*Estratto del testo*.
----

Detto ciò che c’è da fare, la maggioranza degli specialisti interpellati (67,8 per cento) ritiene che l’Europa entro il 2035 sarà in grado di “monitorare e regolamentare i de­terminanti commerciali della salute, come per esempio la vendita e il confezionamento di al­colici, la commercializzazione del junk food e dei cibi trasformati”.

Fiducia diffusa (61,3) anche nei confronti della possibilità di mettere a punto “approcci intersistemici alla salute mentale”, mentre maggiormente diffuse (in oltre un terzo degli intervistati) sono le perplessità riguardanti “l’introduzione di screening precoci a livello di popolazione per tutte le malattie non trasmissibili e per la salute mentale”.

Pure perché servirebbero “protocolli coordinati tra i sistemi sanitari dei diversi Paesi”: aspetto non semplice in considerazione della “eterogeneità delle infrastrutture e delle politiche sanitarie” che rendono difficile lo sviluppo di interventi standardizzati.

Proteggere l’ambiente per migliorare la salute di tutti

Tra le sei aree che condizioneranno l’evoluzione della sanità pubblica in Europa nel prossimo decennio, gli esperti hanno identificato anche la sostenibilità e la transizione ecologica.

----

*Estratti dei dati*.
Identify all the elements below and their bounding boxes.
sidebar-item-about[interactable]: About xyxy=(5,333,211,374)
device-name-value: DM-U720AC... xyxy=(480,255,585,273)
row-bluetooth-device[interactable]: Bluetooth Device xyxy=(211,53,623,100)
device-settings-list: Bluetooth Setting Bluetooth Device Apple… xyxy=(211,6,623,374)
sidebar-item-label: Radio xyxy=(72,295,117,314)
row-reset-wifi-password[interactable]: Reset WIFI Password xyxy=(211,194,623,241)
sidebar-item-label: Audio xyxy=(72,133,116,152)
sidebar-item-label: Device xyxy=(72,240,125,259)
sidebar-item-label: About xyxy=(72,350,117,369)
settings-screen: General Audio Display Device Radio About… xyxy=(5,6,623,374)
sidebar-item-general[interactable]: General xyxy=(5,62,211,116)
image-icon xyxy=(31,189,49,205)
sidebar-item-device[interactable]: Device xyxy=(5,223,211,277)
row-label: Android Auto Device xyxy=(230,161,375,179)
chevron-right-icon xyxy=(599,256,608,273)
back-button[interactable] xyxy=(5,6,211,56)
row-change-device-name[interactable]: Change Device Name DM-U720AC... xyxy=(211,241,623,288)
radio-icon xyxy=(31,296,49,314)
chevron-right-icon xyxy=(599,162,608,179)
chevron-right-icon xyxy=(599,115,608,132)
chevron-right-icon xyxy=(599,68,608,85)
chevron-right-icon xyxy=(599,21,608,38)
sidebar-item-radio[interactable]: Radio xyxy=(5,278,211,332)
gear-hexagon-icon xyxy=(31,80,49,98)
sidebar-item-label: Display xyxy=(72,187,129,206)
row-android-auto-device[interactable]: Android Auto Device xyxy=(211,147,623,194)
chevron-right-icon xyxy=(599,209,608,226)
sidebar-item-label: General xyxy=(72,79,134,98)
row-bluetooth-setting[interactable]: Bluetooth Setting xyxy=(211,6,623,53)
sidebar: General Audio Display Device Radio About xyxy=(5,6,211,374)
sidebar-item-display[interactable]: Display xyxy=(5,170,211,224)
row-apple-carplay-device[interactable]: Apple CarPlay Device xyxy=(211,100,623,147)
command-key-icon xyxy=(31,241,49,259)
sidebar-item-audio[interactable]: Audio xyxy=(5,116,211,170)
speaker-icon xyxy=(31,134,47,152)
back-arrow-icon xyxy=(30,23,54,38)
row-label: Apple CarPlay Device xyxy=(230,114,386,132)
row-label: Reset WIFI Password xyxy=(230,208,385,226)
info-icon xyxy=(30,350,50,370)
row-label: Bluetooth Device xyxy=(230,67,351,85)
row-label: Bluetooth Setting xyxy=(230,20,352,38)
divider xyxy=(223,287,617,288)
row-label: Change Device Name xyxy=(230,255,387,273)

----

*Consegne dell'esercizio*.
1: Quali sono tutte le espressioni che il testo sulla sanità pubblica in Europa riporta tra virgolette? Elencale.
2: Potresti proseguire il testo sulla sanità pubblica in Europa, ripartendo dopo la sua ultima frase?

*Soluzioni*.
1:
1. "monitorare e regolamentare i determinanti commerciali della salute, come per esempio la vendita e il confezionamento di alcolici, la commercializzazione del junk food e dei cibi trasformati"
2. "approcci intersistemici alla salute mentale"
3. "l'introduzione di screening precoci a livello di popolazione per tutte le malattie non trasmissibili e per la salute mentale"
4. "protocolli coordinati tra i sistemi sanitari dei diversi Paesi"
5. "eterogeneità delle infrastrutture e delle politiche sanitarie"

2:
L’approccio one health sarà sempre più protagonista del sistema sanitario (lo pensa oltre il 70 per cento degli esperti). Questo spiega perché sia opinione comune “la necessità di integrare la sostenibilità ambientale nelle politi­che e nelle pratiche di salute pubblica e nella ricerca”.

Prova ne è il fatto che quasi 9 intervistati su 10 ritiene che entro il 2035 “si avrà una legislazione e linee guida europee per la gestione dei rifiuti unitari” e che “ci sarà una legislazione europea per il monitoraggio e la valutazione dell’impronta ecologica delle attività del sistema sanitario” (molto probabile per l’80,7 per cento del panel).

Detto dell’impatto sulle politiche del Vecchio continente, diversi dubbi aleggiano invece rispetto alla possibilità che “la transizione ecologica determini miglioramenti significativi e misurabili nella salute della popolazione, del Pianeta e della funzionalità dei sistemi sanitari”.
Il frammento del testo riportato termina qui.